• **WHAT IS REQUIRED**: Every line with the word "marker" in it should be extracted from the data that follows.

***** DATA SHOWN

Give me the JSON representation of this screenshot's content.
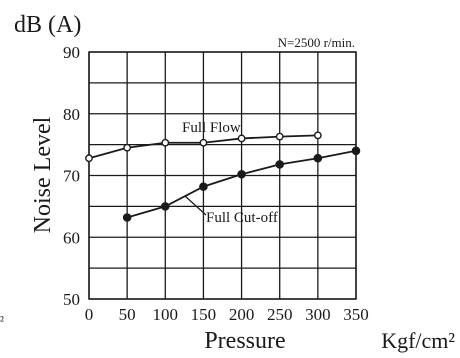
{
  "chart_data": {
    "type": "line",
    "unit_label": "dB (A)",
    "annotation": "N=2500 r/min.",
    "ylabel": "Noise Level",
    "xlabel": "Pressure",
    "x_unit": "Kgf/cm²",
    "stray_text": "²",
    "xlim": [
      0,
      350
    ],
    "ylim": [
      50,
      90
    ],
    "x_ticks": [
      "0",
      "50",
      "100",
      "150",
      "200",
      "250",
      "300",
      "350"
    ],
    "y_ticks": [
      "50",
      "60",
      "70",
      "80",
      "90"
    ],
    "grid": true,
    "series": [
      {
        "name": "Full Flow",
        "marker": "open-circle",
        "x": [
          0,
          50,
          100,
          150,
          200,
          250,
          300
        ],
        "y": [
          72.8,
          74.5,
          75.3,
          75.3,
          76.0,
          76.3,
          76.5
        ]
      },
      {
        "name": "Full Cut-off",
        "marker": "filled-circle",
        "x": [
          50,
          100,
          150,
          200,
          250,
          300,
          350
        ],
        "y": [
          63.2,
          65.0,
          68.2,
          70.2,
          71.8,
          72.8,
          74.0
        ]
      }
    ]
  }
}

**********

• **COMPLETED TASK**:
        "marker": "open-circle",
        "marker": "filled-circle",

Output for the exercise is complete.